** START Provided data **

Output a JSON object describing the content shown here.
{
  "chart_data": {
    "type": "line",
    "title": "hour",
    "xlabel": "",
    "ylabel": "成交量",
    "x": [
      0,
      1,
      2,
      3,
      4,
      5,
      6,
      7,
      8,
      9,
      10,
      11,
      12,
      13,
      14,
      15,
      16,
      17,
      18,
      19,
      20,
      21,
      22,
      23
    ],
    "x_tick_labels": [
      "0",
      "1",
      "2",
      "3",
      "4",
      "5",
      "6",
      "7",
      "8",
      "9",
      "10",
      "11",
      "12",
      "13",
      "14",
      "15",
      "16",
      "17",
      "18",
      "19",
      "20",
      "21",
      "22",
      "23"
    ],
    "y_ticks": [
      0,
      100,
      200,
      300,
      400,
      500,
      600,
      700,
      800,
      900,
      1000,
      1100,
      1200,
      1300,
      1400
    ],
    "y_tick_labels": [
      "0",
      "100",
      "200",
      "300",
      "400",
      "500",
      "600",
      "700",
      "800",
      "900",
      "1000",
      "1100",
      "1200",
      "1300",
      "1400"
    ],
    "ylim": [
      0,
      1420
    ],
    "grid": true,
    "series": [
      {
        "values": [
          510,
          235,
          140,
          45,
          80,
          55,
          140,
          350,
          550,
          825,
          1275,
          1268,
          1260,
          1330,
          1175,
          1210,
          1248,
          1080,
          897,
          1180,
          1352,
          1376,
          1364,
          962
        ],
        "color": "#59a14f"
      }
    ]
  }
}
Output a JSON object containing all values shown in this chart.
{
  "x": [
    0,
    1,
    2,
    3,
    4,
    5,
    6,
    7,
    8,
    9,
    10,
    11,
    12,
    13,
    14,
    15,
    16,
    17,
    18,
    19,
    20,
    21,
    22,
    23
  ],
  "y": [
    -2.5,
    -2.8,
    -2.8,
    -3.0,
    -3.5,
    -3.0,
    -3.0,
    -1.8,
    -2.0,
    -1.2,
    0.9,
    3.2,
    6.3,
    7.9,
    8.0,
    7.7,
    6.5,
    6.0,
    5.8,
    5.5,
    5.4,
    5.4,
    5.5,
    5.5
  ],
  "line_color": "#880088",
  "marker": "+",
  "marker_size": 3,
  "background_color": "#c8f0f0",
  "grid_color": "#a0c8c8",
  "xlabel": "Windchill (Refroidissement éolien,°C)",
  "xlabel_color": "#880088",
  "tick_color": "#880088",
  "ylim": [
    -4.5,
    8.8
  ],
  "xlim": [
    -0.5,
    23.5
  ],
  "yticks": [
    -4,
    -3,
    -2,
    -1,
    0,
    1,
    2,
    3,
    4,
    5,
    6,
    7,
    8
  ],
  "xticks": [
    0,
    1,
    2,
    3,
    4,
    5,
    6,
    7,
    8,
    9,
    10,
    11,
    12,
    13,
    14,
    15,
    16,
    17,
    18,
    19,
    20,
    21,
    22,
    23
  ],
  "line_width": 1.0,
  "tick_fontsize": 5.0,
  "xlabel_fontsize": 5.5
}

** END Provided data **

Repeat the listing in full, keeping every line exactly as it is.

Output a JSON object describing the content shown here.
{
  "chart_data": {
    "type": "line",
    "title": "hour",
    "xlabel": "",
    "ylabel": "成交量",
    "x": [
      0,
      1,
      2,
      3,
      4,
      5,
      6,
      7,
      8,
      9,
      10,
      11,
      12,
      13,
      14,
      15,
      16,
      17,
      18,
      19,
      20,
      21,
      22,
      23
    ],
    "x_tick_labels": [
      "0",
      "1",
      "2",
      "3",
      "4",
      "5",
      "6",
      "7",
      "8",
      "9",
      "10",
      "11",
      "12",
      "13",
      "14",
      "15",
      "16",
      "17",
      "18",
      "19",
      "20",
      "21",
      "22",
      "23"
    ],
    "y_ticks": [
      0,
      100,
      200,
      300,
      400,
      500,
      600,
      700,
      800,
      900,
      1000,
      1100,
      1200,
      1300,
      1400
    ],
    "y_tick_labels": [
      "0",
      "100",
      "200",
      "300",
      "400",
      "500",
      "600",
      "700",
      "800",
      "900",
      "1000",
      "1100",
      "1200",
      "1300",
      "1400"
    ],
    "ylim": [
      0,
      1420
    ],
    "grid": true,
    "series": [
      {
        "values": [
          510,
          235,
          140,
          45,
          80,
          55,
          140,
          350,
          550,
          825,
          1275,
          1268,
          1260,
          1330,
          1175,
          1210,
          1248,
          1080,
          897,
          1180,
          1352,
          1376,
          1364,
          962
        ],
        "color": "#59a14f"
      }
    ]
  }
}
Output a JSON object containing all values shown in this chart.
{
  "x": [
    0,
    1,
    2,
    3,
    4,
    5,
    6,
    7,
    8,
    9,
    10,
    11,
    12,
    13,
    14,
    15,
    16,
    17,
    18,
    19,
    20,
    21,
    22,
    23
  ],
  "y": [
    -2.5,
    -2.8,
    -2.8,
    -3.0,
    -3.5,
    -3.0,
    -3.0,
    -1.8,
    -2.0,
    -1.2,
    0.9,
    3.2,
    6.3,
    7.9,
    8.0,
    7.7,
    6.5,
    6.0,
    5.8,
    5.5,
    5.4,
    5.4,
    5.5,
    5.5
  ],
  "line_color": "#880088",
  "marker": "+",
  "marker_size": 3,
  "background_color": "#c8f0f0",
  "grid_color": "#a0c8c8",
  "xlabel": "Windchill (Refroidissement éolien,°C)",
  "xlabel_color": "#880088",
  "tick_color": "#880088",
  "ylim": [
    -4.5,
    8.8
  ],
  "xlim": [
    -0.5,
    23.5
  ],
  "yticks": [
    -4,
    -3,
    -2,
    -1,
    0,
    1,
    2,
    3,
    4,
    5,
    6,
    7,
    8
  ],
  "xticks": [
    0,
    1,
    2,
    3,
    4,
    5,
    6,
    7,
    8,
    9,
    10,
    11,
    12,
    13,
    14,
    15,
    16,
    17,
    18,
    19,
    20,
    21,
    22,
    23
  ],
  "line_width": 1.0,
  "tick_fontsize": 5.0,
  "xlabel_fontsize": 5.5
}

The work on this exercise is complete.